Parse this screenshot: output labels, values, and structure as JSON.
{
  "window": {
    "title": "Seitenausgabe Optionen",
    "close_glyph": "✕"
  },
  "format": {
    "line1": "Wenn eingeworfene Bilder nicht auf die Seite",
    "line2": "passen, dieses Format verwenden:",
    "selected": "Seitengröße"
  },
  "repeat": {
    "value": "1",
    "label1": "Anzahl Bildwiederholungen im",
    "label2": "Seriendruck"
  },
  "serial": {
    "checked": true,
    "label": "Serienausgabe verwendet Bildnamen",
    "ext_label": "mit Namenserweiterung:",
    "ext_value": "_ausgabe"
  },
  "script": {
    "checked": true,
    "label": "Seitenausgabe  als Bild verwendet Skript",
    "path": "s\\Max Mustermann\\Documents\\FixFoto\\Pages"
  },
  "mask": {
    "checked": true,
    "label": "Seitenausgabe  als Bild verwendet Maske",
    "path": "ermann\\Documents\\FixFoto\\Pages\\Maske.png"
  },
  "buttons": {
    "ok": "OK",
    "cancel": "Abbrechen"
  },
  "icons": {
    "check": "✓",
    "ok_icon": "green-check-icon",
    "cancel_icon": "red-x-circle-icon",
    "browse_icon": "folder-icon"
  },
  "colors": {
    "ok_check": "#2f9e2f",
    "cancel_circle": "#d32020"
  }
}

____

## Set exercise
Every entry should be output exactly as written, please.

## Full output
Parse this screenshot: output labels, values, and structure as JSON.
{
  "window": {
    "title": "Seitenausgabe Optionen",
    "close_glyph": "✕"
  },
  "format": {
    "line1": "Wenn eingeworfene Bilder nicht auf die Seite",
    "line2": "passen, dieses Format verwenden:",
    "selected": "Seitengröße"
  },
  "repeat": {
    "value": "1",
    "label1": "Anzahl Bildwiederholungen im",
    "label2": "Seriendruck"
  },
  "serial": {
    "checked": true,
    "label": "Serienausgabe verwendet Bildnamen",
    "ext_label": "mit Namenserweiterung:",
    "ext_value": "_ausgabe"
  },
  "script": {
    "checked": true,
    "label": "Seitenausgabe  als Bild verwendet Skript",
    "path": "s\\Max Mustermann\\Documents\\FixFoto\\Pages"
  },
  "mask": {
    "checked": true,
    "label": "Seitenausgabe  als Bild verwendet Maske",
    "path": "ermann\\Documents\\FixFoto\\Pages\\Maske.png"
  },
  "buttons": {
    "ok": "OK",
    "cancel": "Abbrechen"
  },
  "icons": {
    "check": "✓",
    "ok_icon": "green-check-icon",
    "cancel_icon": "red-x-circle-icon",
    "browse_icon": "folder-icon"
  },
  "colors": {
    "ok_check": "#2f9e2f",
    "cancel_circle": "#d32020"
  }
}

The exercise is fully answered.